(Dataset listings of figures)

>> Start

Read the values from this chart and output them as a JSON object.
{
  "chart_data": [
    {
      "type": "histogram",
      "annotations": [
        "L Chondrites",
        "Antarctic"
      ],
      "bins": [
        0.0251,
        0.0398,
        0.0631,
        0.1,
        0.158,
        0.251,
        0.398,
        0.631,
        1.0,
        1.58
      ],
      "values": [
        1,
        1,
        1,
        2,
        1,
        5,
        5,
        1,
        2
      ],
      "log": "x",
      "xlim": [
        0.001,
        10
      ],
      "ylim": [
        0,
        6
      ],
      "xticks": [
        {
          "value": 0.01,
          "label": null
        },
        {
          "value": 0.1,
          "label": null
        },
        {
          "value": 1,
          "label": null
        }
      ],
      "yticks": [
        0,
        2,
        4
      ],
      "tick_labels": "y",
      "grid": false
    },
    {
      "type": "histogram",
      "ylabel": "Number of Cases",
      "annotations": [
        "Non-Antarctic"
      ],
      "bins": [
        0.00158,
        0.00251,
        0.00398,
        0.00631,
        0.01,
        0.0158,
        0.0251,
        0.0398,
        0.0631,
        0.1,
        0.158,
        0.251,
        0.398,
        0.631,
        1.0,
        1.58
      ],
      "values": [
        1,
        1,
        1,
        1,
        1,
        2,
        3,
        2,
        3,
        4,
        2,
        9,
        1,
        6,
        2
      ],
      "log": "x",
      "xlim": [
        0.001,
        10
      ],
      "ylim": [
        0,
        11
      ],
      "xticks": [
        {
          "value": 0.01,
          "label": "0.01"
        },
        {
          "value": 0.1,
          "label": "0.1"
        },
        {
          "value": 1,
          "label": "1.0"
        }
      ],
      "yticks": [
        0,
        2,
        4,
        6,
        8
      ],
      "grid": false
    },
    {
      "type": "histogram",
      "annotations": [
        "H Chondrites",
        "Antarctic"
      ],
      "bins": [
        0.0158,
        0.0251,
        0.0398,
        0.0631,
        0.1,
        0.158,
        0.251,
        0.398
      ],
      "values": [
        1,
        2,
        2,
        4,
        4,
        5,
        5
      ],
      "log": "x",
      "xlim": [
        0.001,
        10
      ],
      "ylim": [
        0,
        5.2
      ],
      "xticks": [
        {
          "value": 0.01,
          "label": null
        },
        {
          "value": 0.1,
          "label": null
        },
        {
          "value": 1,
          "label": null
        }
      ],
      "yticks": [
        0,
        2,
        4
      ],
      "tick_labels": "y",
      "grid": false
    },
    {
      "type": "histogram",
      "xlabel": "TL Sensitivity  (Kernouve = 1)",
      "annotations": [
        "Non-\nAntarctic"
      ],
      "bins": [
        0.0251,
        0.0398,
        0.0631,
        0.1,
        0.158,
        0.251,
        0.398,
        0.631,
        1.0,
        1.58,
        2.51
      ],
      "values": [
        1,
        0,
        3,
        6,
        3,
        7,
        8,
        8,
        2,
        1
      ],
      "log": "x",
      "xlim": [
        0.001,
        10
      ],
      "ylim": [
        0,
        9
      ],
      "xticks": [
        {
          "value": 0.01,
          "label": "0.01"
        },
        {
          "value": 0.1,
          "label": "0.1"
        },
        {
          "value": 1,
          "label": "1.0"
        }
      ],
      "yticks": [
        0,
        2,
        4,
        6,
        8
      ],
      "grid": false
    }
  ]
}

>> End

• [Objective] Each line of the material above must be retyped precisely.

• [Written solution]
Read the values from this chart and output them as a JSON object.
{
  "chart_data": [
    {
      "type": "histogram",
      "annotations": [
        "L Chondrites",
        "Antarctic"
      ],
      "bins": [
        0.0251,
        0.0398,
        0.0631,
        0.1,
        0.158,
        0.251,
        0.398,
        0.631,
        1.0,
        1.58
      ],
      "values": [
        1,
        1,
        1,
        2,
        1,
        5,
        5,
        1,
        2
      ],
      "log": "x",
      "xlim": [
        0.001,
        10
      ],
      "ylim": [
        0,
        6
      ],
      "xticks": [
        {
          "value": 0.01,
          "label": null
        },
        {
          "value": 0.1,
          "label": null
        },
        {
          "value": 1,
          "label": null
        }
      ],
      "yticks": [
        0,
        2,
        4
      ],
      "tick_labels": "y",
      "grid": false
    },
    {
      "type": "histogram",
      "ylabel": "Number of Cases",
      "annotations": [
        "Non-Antarctic"
      ],
      "bins": [
        0.00158,
        0.00251,
        0.00398,
        0.00631,
        0.01,
        0.0158,
        0.0251,
        0.0398,
        0.0631,
        0.1,
        0.158,
        0.251,
        0.398,
        0.631,
        1.0,
        1.58
      ],
      "values": [
        1,
        1,
        1,
        1,
        1,
        2,
        3,
        2,
        3,
        4,
        2,
        9,
        1,
        6,
        2
      ],
      "log": "x",
      "xlim": [
        0.001,
        10
      ],
      "ylim": [
        0,
        11
      ],
      "xticks": [
        {
          "value": 0.01,
          "label": "0.01"
        },
        {
          "value": 0.1,
          "label": "0.1"
        },
        {
          "value": 1,
          "label": "1.0"
        }
      ],
      "yticks": [
        0,
        2,
        4,
        6,
        8
      ],
      "grid": false
    },
    {
      "type": "histogram",
      "annotations": [
        "H Chondrites",
        "Antarctic"
      ],
      "bins": [
        0.0158,
        0.0251,
        0.0398,
        0.0631,
        0.1,
        0.158,
        0.251,
        0.398
      ],
      "values": [
        1,
        2,
        2,
        4,
        4,
        5,
        5
      ],
      "log": "x",
      "xlim": [
        0.001,
        10
      ],
      "ylim": [
        0,
        5.2
      ],
      "xticks": [
        {
          "value": 0.01,
          "label": null
        },
        {
          "value": 0.1,
          "label": null
        },
        {
          "value": 1,
          "label": null
        }
      ],
      "yticks": [
        0,
        2,
        4
      ],
      "tick_labels": "y",
      "grid": false
    },
    {
      "type": "histogram",
      "xlabel": "TL Sensitivity  (Kernouve = 1)",
      "annotations": [
        "Non-\nAntarctic"
      ],
      "bins": [
        0.0251,
        0.0398,
        0.0631,
        0.1,
        0.158,
        0.251,
        0.398,
        0.631,
        1.0,
        1.58,
        2.51
      ],
      "values": [
        1,
        0,
        3,
        6,
        3,
        7,
        8,
        8,
        2,
        1
      ],
      "log": "x",
      "xlim": [
        0.001,
        10
      ],
      "ylim": [
        0,
        9
      ],
      "xticks": [
        {
          "value": 0.01,
          "label": "0.01"
        },
        {
          "value": 0.1,
          "label": "0.1"
        },
        {
          "value": 1,
          "label": "1.0"
        }
      ],
      "yticks": [
        0,
        2,
        4,
        6,
        8
      ],
      "grid": false
    }
  ]
}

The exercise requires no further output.